---------- ENTRIES SUPPLIED ----------
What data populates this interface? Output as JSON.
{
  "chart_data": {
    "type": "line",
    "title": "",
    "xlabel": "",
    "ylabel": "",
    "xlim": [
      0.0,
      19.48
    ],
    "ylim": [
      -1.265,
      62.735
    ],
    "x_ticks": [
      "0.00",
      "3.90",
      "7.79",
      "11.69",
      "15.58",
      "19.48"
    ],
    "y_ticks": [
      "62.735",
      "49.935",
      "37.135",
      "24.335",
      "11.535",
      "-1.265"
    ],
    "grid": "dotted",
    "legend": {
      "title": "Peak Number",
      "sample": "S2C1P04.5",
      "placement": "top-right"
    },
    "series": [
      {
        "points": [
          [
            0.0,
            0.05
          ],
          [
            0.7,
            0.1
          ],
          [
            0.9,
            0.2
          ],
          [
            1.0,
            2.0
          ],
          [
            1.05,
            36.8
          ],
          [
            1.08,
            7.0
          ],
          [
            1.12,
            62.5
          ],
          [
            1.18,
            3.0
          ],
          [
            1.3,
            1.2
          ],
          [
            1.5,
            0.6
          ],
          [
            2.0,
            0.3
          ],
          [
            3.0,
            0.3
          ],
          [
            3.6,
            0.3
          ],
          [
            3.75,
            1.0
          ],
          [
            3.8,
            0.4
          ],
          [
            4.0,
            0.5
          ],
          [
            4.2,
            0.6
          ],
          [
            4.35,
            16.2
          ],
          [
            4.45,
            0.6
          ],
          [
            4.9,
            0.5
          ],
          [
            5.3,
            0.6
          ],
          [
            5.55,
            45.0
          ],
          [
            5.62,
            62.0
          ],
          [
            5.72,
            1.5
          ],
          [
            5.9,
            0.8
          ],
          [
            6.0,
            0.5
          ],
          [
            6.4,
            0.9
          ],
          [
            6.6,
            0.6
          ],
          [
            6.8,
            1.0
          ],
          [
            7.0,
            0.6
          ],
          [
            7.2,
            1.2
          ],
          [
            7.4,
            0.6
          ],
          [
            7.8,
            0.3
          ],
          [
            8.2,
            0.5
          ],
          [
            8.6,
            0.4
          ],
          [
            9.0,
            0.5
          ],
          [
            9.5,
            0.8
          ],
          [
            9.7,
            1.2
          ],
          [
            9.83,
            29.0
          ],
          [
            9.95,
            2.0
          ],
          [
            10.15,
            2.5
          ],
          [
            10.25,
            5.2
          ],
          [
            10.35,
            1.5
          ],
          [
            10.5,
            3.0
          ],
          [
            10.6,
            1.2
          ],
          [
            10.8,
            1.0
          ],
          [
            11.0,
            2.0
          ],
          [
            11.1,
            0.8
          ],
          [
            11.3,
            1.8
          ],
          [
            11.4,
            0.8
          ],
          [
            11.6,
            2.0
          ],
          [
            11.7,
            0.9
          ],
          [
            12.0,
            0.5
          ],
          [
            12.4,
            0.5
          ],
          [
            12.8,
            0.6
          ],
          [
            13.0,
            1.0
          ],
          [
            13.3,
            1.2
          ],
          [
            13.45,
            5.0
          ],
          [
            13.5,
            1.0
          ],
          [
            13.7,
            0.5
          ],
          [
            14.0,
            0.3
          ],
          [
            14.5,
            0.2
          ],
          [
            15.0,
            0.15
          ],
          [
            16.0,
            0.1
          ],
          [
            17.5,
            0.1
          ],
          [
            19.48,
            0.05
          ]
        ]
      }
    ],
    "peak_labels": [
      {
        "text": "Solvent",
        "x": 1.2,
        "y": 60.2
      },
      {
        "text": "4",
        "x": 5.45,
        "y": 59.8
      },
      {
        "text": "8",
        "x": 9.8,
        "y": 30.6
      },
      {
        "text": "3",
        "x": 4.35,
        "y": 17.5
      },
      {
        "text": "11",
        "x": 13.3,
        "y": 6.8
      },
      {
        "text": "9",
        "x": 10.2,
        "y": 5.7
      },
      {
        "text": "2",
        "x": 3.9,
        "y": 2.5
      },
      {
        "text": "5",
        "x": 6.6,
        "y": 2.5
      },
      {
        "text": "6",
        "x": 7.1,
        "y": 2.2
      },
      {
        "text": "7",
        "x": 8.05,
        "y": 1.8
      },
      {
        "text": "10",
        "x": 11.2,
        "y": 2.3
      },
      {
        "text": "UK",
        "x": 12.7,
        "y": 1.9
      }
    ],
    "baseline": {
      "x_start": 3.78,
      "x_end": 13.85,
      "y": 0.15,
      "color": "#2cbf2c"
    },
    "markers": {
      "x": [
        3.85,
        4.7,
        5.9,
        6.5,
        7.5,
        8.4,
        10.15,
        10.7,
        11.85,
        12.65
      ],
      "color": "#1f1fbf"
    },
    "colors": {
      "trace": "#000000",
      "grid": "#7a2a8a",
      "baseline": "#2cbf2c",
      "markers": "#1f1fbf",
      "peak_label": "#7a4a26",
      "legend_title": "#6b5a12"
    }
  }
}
----------
#### WHAT THIS TASK INVOLVES:
Nothing should be left out: repeat all of the data exactly.

#### TASK RESPONSE:
What data populates this interface? Output as JSON.
{
  "chart_data": {
    "type": "line",
    "title": "",
    "xlabel": "",
    "ylabel": "",
    "xlim": [
      0.0,
      19.48
    ],
    "ylim": [
      -1.265,
      62.735
    ],
    "x_ticks": [
      "0.00",
      "3.90",
      "7.79",
      "11.69",
      "15.58",
      "19.48"
    ],
    "y_ticks": [
      "62.735",
      "49.935",
      "37.135",
      "24.335",
      "11.535",
      "-1.265"
    ],
    "grid": "dotted",
    "legend": {
      "title": "Peak Number",
      "sample": "S2C1P04.5",
      "placement": "top-right"
    },
    "series": [
      {
        "points": [
          [
            0.0,
            0.05
          ],
          [
            0.7,
            0.1
          ],
          [
            0.9,
            0.2
          ],
          [
            1.0,
            2.0
          ],
          [
            1.05,
            36.8
          ],
          [
            1.08,
            7.0
          ],
          [
            1.12,
            62.5
          ],
          [
            1.18,
            3.0
          ],
          [
            1.3,
            1.2
          ],
          [
            1.5,
            0.6
          ],
          [
            2.0,
            0.3
          ],
          [
            3.0,
            0.3
          ],
          [
            3.6,
            0.3
          ],
          [
            3.75,
            1.0
          ],
          [
            3.8,
            0.4
          ],
          [
            4.0,
            0.5
          ],
          [
            4.2,
            0.6
          ],
          [
            4.35,
            16.2
          ],
          [
            4.45,
            0.6
          ],
          [
            4.9,
            0.5
          ],
          [
            5.3,
            0.6
          ],
          [
            5.55,
            45.0
          ],
          [
            5.62,
            62.0
          ],
          [
            5.72,
            1.5
          ],
          [
            5.9,
            0.8
          ],
          [
            6.0,
            0.5
          ],
          [
            6.4,
            0.9
          ],
          [
            6.6,
            0.6
          ],
          [
            6.8,
            1.0
          ],
          [
            7.0,
            0.6
          ],
          [
            7.2,
            1.2
          ],
          [
            7.4,
            0.6
          ],
          [
            7.8,
            0.3
          ],
          [
            8.2,
            0.5
          ],
          [
            8.6,
            0.4
          ],
          [
            9.0,
            0.5
          ],
          [
            9.5,
            0.8
          ],
          [
            9.7,
            1.2
          ],
          [
            9.83,
            29.0
          ],
          [
            9.95,
            2.0
          ],
          [
            10.15,
            2.5
          ],
          [
            10.25,
            5.2
          ],
          [
            10.35,
            1.5
          ],
          [
            10.5,
            3.0
          ],
          [
            10.6,
            1.2
          ],
          [
            10.8,
            1.0
          ],
          [
            11.0,
            2.0
          ],
          [
            11.1,
            0.8
          ],
          [
            11.3,
            1.8
          ],
          [
            11.4,
            0.8
          ],
          [
            11.6,
            2.0
          ],
          [
            11.7,
            0.9
          ],
          [
            12.0,
            0.5
          ],
          [
            12.4,
            0.5
          ],
          [
            12.8,
            0.6
          ],
          [
            13.0,
            1.0
          ],
          [
            13.3,
            1.2
          ],
          [
            13.45,
            5.0
          ],
          [
            13.5,
            1.0
          ],
          [
            13.7,
            0.5
          ],
          [
            14.0,
            0.3
          ],
          [
            14.5,
            0.2
          ],
          [
            15.0,
            0.15
          ],
          [
            16.0,
            0.1
          ],
          [
            17.5,
            0.1
          ],
          [
            19.48,
            0.05
          ]
        ]
      }
    ],
    "peak_labels": [
      {
        "text": "Solvent",
        "x": 1.2,
        "y": 60.2
      },
      {
        "text": "4",
        "x": 5.45,
        "y": 59.8
      },
      {
        "text": "8",
        "x": 9.8,
        "y": 30.6
      },
      {
        "text": "3",
        "x": 4.35,
        "y": 17.5
      },
      {
        "text": "11",
        "x": 13.3,
        "y": 6.8
      },
      {
        "text": "9",
        "x": 10.2,
        "y": 5.7
      },
      {
        "text": "2",
        "x": 3.9,
        "y": 2.5
      },
      {
        "text": "5",
        "x": 6.6,
        "y": 2.5
      },
      {
        "text": "6",
        "x": 7.1,
        "y": 2.2
      },
      {
        "text": "7",
        "x": 8.05,
        "y": 1.8
      },
      {
        "text": "10",
        "x": 11.2,
        "y": 2.3
      },
      {
        "text": "UK",
        "x": 12.7,
        "y": 1.9
      }
    ],
    "baseline": {
      "x_start": 3.78,
      "x_end": 13.85,
      "y": 0.15,
      "color": "#2cbf2c"
    },
    "markers": {
      "x": [
        3.85,
        4.7,
        5.9,
        6.5,
        7.5,
        8.4,
        10.15,
        10.7,
        11.85,
        12.65
      ],
      "color": "#1f1fbf"
    },
    "colors": {
      "trace": "#000000",
      "grid": "#7a2a8a",
      "baseline": "#2cbf2c",
      "markers": "#1f1fbf",
      "peak_label": "#7a4a26",
      "legend_title": "#6b5a12"
    }
  }
}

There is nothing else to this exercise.